◆ EXERCISE INPUT ◆

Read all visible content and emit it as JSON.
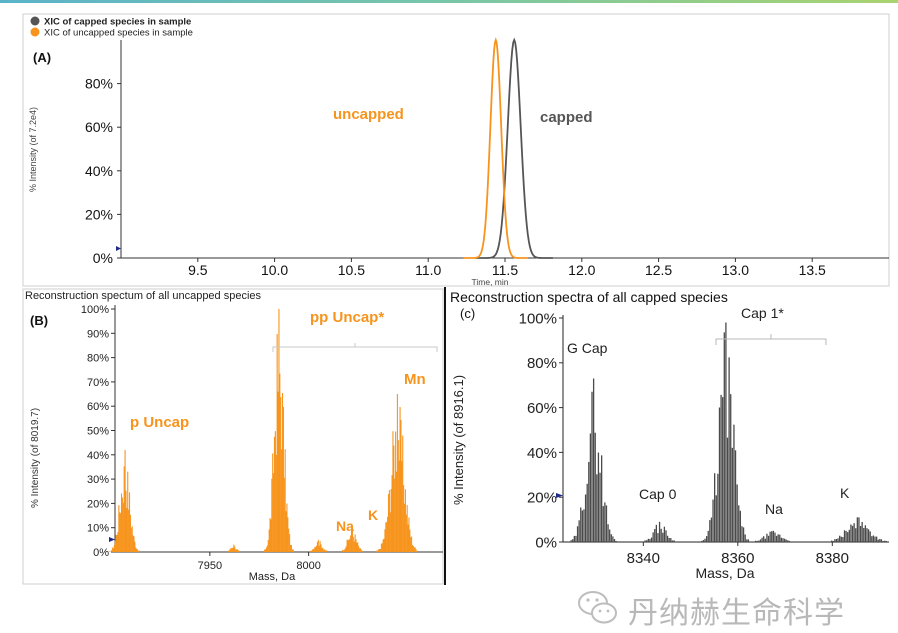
{
  "panelA": {
    "label": "(A)",
    "legend": [
      {
        "name": "XIC of capped species in sample",
        "color": "#555555"
      },
      {
        "name": "XIC of uncapped species in sample",
        "color": "#f7941d"
      }
    ],
    "ylabel": "% Intensity (of 7.2e4)",
    "xlabel": "Time, min",
    "annotations": {
      "uncapped": "uncapped",
      "capped": "capped"
    },
    "chart_data": {
      "type": "line",
      "xlim": [
        9.0,
        14.0
      ],
      "ylim": [
        0,
        100
      ],
      "x_ticks": [
        "9.5",
        "10.0",
        "10.5",
        "11.0",
        "11.5",
        "12.0",
        "12.5",
        "13.0",
        "13.5"
      ],
      "y_ticks": [
        "0%",
        "20%",
        "40%",
        "60%",
        "80%"
      ],
      "series": [
        {
          "name": "XIC of capped species in sample",
          "color": "#555555",
          "peak_x": 11.56,
          "peak_y": 100,
          "sigma": 0.042
        },
        {
          "name": "XIC of uncapped species in sample",
          "color": "#f7941d",
          "peak_x": 11.44,
          "peak_y": 100,
          "sigma": 0.035
        }
      ]
    }
  },
  "panelB": {
    "title": "Reconstruction spectum of all uncapped species",
    "label": "(B)",
    "ylabel": "% Intensity (of 8019.7)",
    "xlabel": "Mass, Da",
    "annotations": {
      "p_uncap": "p Uncap",
      "pp_uncap": "pp Uncap*",
      "na": "Na",
      "k": "K",
      "mn": "Mn"
    },
    "chart_data": {
      "type": "bar",
      "color": "#f7941d",
      "xlim": [
        7902,
        8068
      ],
      "ylim": [
        0,
        100
      ],
      "x_ticks": [
        "7950",
        "8000"
      ],
      "y_ticks": [
        "0%",
        "10%",
        "20%",
        "30%",
        "40%",
        "50%",
        "60%",
        "70%",
        "80%",
        "90%",
        "100%"
      ],
      "peak_groups": [
        {
          "center": 7907,
          "height": 42,
          "width": 2.5
        },
        {
          "center": 7962,
          "height": 3,
          "width": 1.5
        },
        {
          "center": 7985,
          "height": 100,
          "width": 2.4
        },
        {
          "center": 8005,
          "height": 5,
          "width": 2.0
        },
        {
          "center": 8022,
          "height": 10,
          "width": 2.2
        },
        {
          "center": 8045,
          "height": 65,
          "width": 3.4
        }
      ]
    }
  },
  "panelC": {
    "title": "Reconstruction spectra of all capped species",
    "label": "(c)",
    "ylabel": "% Intensity (of 8916.1)",
    "xlabel": "Mass, Da",
    "annotations": {
      "g_cap": "G Cap",
      "cap0": "Cap 0",
      "cap1": "Cap 1*",
      "na": "Na",
      "k": "K"
    },
    "chart_data": {
      "type": "bar",
      "color": "#4a4a4a",
      "xlim": [
        8323,
        8392
      ],
      "ylim": [
        0,
        100
      ],
      "x_ticks": [
        "8340",
        "8360",
        "8380"
      ],
      "y_ticks": [
        "0%",
        "20%",
        "40%",
        "60%",
        "80%",
        "100%"
      ],
      "peak_groups": [
        {
          "center": 8329.5,
          "height": 73,
          "width": 1.6
        },
        {
          "center": 8343.5,
          "height": 9,
          "width": 1.4
        },
        {
          "center": 8357.5,
          "height": 98,
          "width": 1.6
        },
        {
          "center": 8367.5,
          "height": 5,
          "width": 1.8
        },
        {
          "center": 8385.5,
          "height": 11,
          "width": 2.4
        }
      ]
    }
  },
  "watermark": {
    "text": "丹纳赫生命科学"
  }
}
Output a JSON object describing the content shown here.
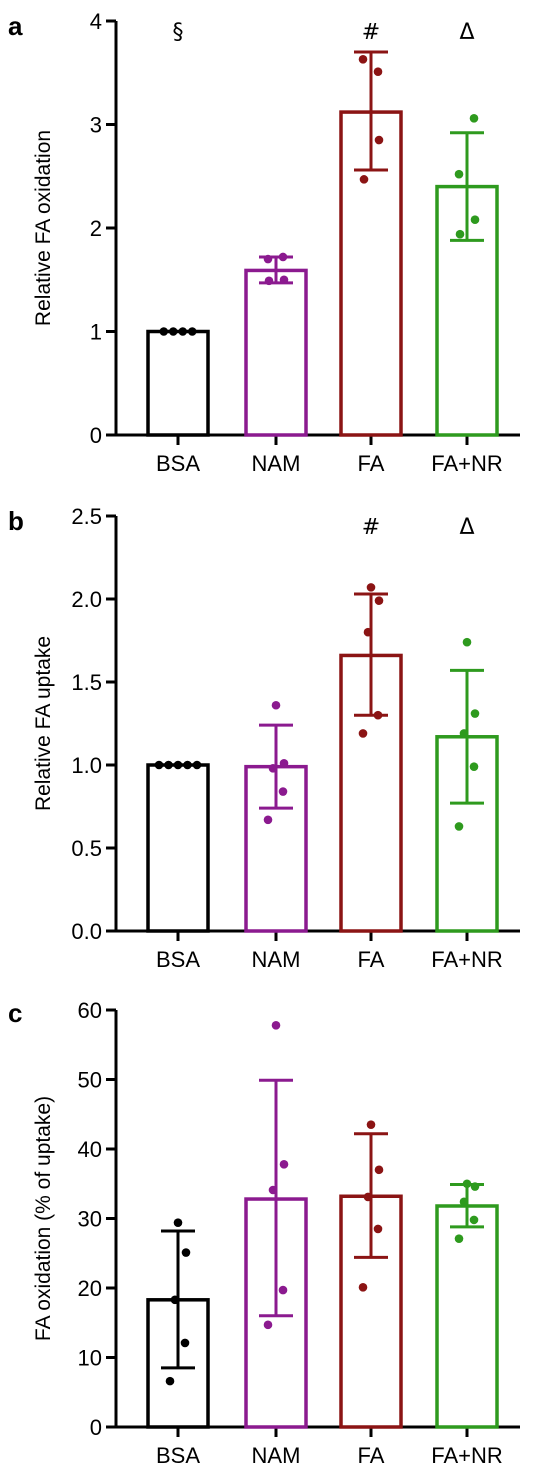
{
  "colors": {
    "BSA": "#000000",
    "NAM": "#8B1A8F",
    "FA": "#8B1414",
    "FA+NR": "#2E9A1E"
  },
  "chart_data": [
    {
      "type": "bar",
      "panel": "a",
      "ylabel": "Relative FA oxidation",
      "ylim": [
        0,
        4
      ],
      "yticks": [
        "0",
        "1",
        "2",
        "3",
        "4"
      ],
      "categories": [
        "BSA",
        "NAM",
        "FA",
        "FA+NR"
      ],
      "values": [
        1.0,
        1.59,
        3.12,
        2.4
      ],
      "error": [
        [
          1.0,
          1.0
        ],
        [
          1.47,
          1.72
        ],
        [
          2.56,
          3.7
        ],
        [
          1.88,
          2.92
        ]
      ],
      "points": [
        [
          1.0,
          1.0,
          1.0,
          1.0
        ],
        [
          1.49,
          1.5,
          1.7,
          1.72
        ],
        [
          2.47,
          2.85,
          3.63,
          3.51
        ],
        [
          1.94,
          2.08,
          2.52,
          3.06
        ]
      ],
      "annotations": [
        "§",
        "",
        "#",
        "Δ"
      ]
    },
    {
      "type": "bar",
      "panel": "b",
      "ylabel": "Relative FA uptake",
      "ylim": [
        0,
        2.5
      ],
      "yticks": [
        "0.0",
        "0.5",
        "1.0",
        "1.5",
        "2.0",
        "2.5"
      ],
      "categories": [
        "BSA",
        "NAM",
        "FA",
        "FA+NR"
      ],
      "values": [
        1.0,
        0.99,
        1.66,
        1.17
      ],
      "error": [
        [
          1.0,
          1.0
        ],
        [
          0.74,
          1.24
        ],
        [
          1.3,
          2.03
        ],
        [
          0.77,
          1.57
        ]
      ],
      "points": [
        [
          1.0,
          1.0,
          1.0,
          1.0,
          1.0
        ],
        [
          0.67,
          0.84,
          0.98,
          1.01,
          1.36
        ],
        [
          1.19,
          1.3,
          1.8,
          1.99,
          2.07
        ],
        [
          0.63,
          0.99,
          1.19,
          1.31,
          1.74
        ]
      ],
      "annotations": [
        "",
        "",
        "#",
        "Δ"
      ]
    },
    {
      "type": "bar",
      "panel": "c",
      "ylabel": "FA oxidation (% of uptake)",
      "ylim": [
        0,
        60
      ],
      "yticks": [
        "0",
        "10",
        "20",
        "30",
        "40",
        "50",
        "60"
      ],
      "categories": [
        "BSA",
        "NAM",
        "FA",
        "FA+NR"
      ],
      "values": [
        18.3,
        32.8,
        33.2,
        31.8
      ],
      "error": [
        [
          8.5,
          28.2
        ],
        [
          16.0,
          49.9
        ],
        [
          24.4,
          42.2
        ],
        [
          28.8,
          34.9
        ]
      ],
      "points": [
        [
          6.6,
          12.1,
          18.3,
          25.1,
          29.4
        ],
        [
          14.7,
          19.7,
          34.1,
          37.8,
          57.8
        ],
        [
          20.1,
          28.5,
          33.1,
          37.0,
          43.5
        ],
        [
          27.1,
          29.8,
          32.4,
          34.6,
          35.0
        ]
      ],
      "annotations": [
        "",
        "",
        "",
        ""
      ]
    }
  ]
}
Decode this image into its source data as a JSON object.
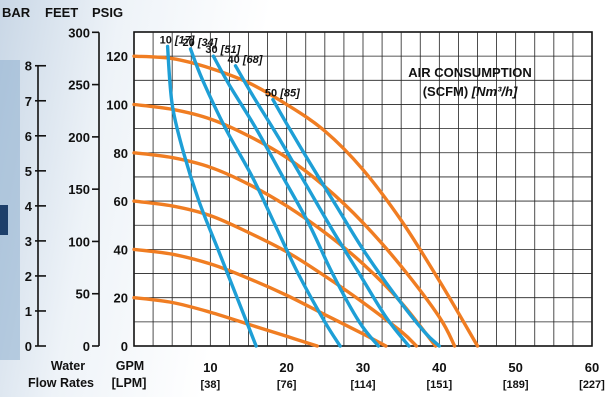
{
  "header": {
    "bar": "BAR",
    "feet": "FEET",
    "psig": "PSIG"
  },
  "chart_data": {
    "type": "line",
    "title": "AIR CONSUMPTION",
    "subtitle_prefix": "(SCFM) ",
    "subtitle_units": "[Nm³/h]",
    "xlabel_left_top": "Water",
    "xlabel_left_bottom": "Flow Rates",
    "xlabel_gpm": "GPM",
    "xlabel_lpm": "[LPM]",
    "xlim": [
      0,
      60
    ],
    "ylim": [
      0,
      130
    ],
    "x_ticks": [
      {
        "value": 10,
        "label": "10",
        "sub": "[38]"
      },
      {
        "value": 20,
        "label": "20",
        "sub": "[76]"
      },
      {
        "value": 30,
        "label": "30",
        "sub": "[114]"
      },
      {
        "value": 40,
        "label": "40",
        "sub": "[151]"
      },
      {
        "value": 50,
        "label": "50",
        "sub": "[189]"
      },
      {
        "value": 60,
        "label": "60",
        "sub": "[227]"
      }
    ],
    "y_ticks_psig": [
      0,
      20,
      40,
      60,
      80,
      100,
      120
    ],
    "y_ticks_feet": [
      0,
      50,
      100,
      150,
      200,
      250,
      300
    ],
    "y_ticks_bar": [
      0,
      1,
      2,
      3,
      4,
      5,
      6,
      7,
      8
    ],
    "pressure_series": [
      {
        "color": "#f07d22",
        "points": [
          [
            0,
            120
          ],
          [
            5,
            119
          ],
          [
            10,
            115
          ],
          [
            15,
            109
          ],
          [
            20,
            100
          ],
          [
            25,
            89
          ],
          [
            30,
            73
          ],
          [
            35,
            52
          ],
          [
            40,
            27
          ],
          [
            45,
            0
          ]
        ]
      },
      {
        "color": "#f07d22",
        "points": [
          [
            0,
            100
          ],
          [
            5,
            98
          ],
          [
            10,
            94
          ],
          [
            15,
            87
          ],
          [
            20,
            78
          ],
          [
            25,
            66
          ],
          [
            30,
            51
          ],
          [
            35,
            33
          ],
          [
            40,
            12
          ],
          [
            42,
            0
          ]
        ]
      },
      {
        "color": "#f07d22",
        "points": [
          [
            0,
            80
          ],
          [
            5,
            78
          ],
          [
            10,
            74
          ],
          [
            15,
            67
          ],
          [
            20,
            58
          ],
          [
            25,
            47
          ],
          [
            30,
            34
          ],
          [
            35,
            18
          ],
          [
            39.5,
            0
          ]
        ]
      },
      {
        "color": "#f07d22",
        "points": [
          [
            0,
            60
          ],
          [
            5,
            58
          ],
          [
            10,
            54
          ],
          [
            15,
            47
          ],
          [
            20,
            39
          ],
          [
            25,
            29
          ],
          [
            30,
            18
          ],
          [
            35,
            6
          ],
          [
            37,
            0
          ]
        ]
      },
      {
        "color": "#f07d22",
        "points": [
          [
            0,
            40
          ],
          [
            5,
            38
          ],
          [
            10,
            34
          ],
          [
            15,
            28
          ],
          [
            20,
            21
          ],
          [
            25,
            13
          ],
          [
            30,
            5
          ],
          [
            33,
            0
          ]
        ]
      },
      {
        "color": "#f07d22",
        "points": [
          [
            0,
            20
          ],
          [
            5,
            18
          ],
          [
            10,
            14
          ],
          [
            15,
            9
          ],
          [
            20,
            4
          ],
          [
            24,
            0
          ]
        ]
      }
    ],
    "air_series": [
      {
        "label": "10",
        "nm": "[17]",
        "color": "#1e9fd6",
        "points": [
          [
            4.4,
            124
          ],
          [
            5,
            100
          ],
          [
            6.5,
            80
          ],
          [
            8.5,
            60
          ],
          [
            11,
            40
          ],
          [
            13.5,
            20
          ],
          [
            16,
            0
          ]
        ]
      },
      {
        "label": "20",
        "nm": "[34]",
        "color": "#1e9fd6",
        "points": [
          [
            7.4,
            123
          ],
          [
            9,
            110
          ],
          [
            12,
            90
          ],
          [
            15.5,
            70
          ],
          [
            18.5,
            50
          ],
          [
            21.5,
            30
          ],
          [
            25,
            10
          ],
          [
            27,
            0
          ]
        ]
      },
      {
        "label": "30",
        "nm": "[51]",
        "color": "#1e9fd6",
        "points": [
          [
            10.4,
            120
          ],
          [
            12.5,
            108
          ],
          [
            16,
            90
          ],
          [
            19.5,
            70
          ],
          [
            23,
            50
          ],
          [
            26,
            30
          ],
          [
            29.5,
            10
          ],
          [
            32,
            0
          ]
        ]
      },
      {
        "label": "40",
        "nm": "[68]",
        "color": "#1e9fd6",
        "points": [
          [
            13.3,
            116
          ],
          [
            15.5,
            104
          ],
          [
            19,
            86
          ],
          [
            22.5,
            67
          ],
          [
            26,
            48
          ],
          [
            29.5,
            30
          ],
          [
            33,
            12
          ],
          [
            36,
            0
          ]
        ]
      },
      {
        "label": "50",
        "nm": "[85]",
        "color": "#1e9fd6",
        "points": [
          [
            18.2,
            102
          ],
          [
            20,
            92
          ],
          [
            23,
            76
          ],
          [
            26.5,
            58
          ],
          [
            30,
            40
          ],
          [
            34,
            22
          ],
          [
            38,
            6
          ],
          [
            40,
            0
          ]
        ]
      }
    ]
  }
}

◆ AIM OF THE TASK ◆
Review the preceding data and report every line that includes the string "width".

◆ RESULT ◆
          "width": 2.5
          "width": 1.5
          "width": 2.4
          "width": 2.0
          "width": 2.2
          "width": 3.4
          "width": 1.6
          "width": 1.4
          "width": 1.6
          "width": 1.8
          "width": 2.4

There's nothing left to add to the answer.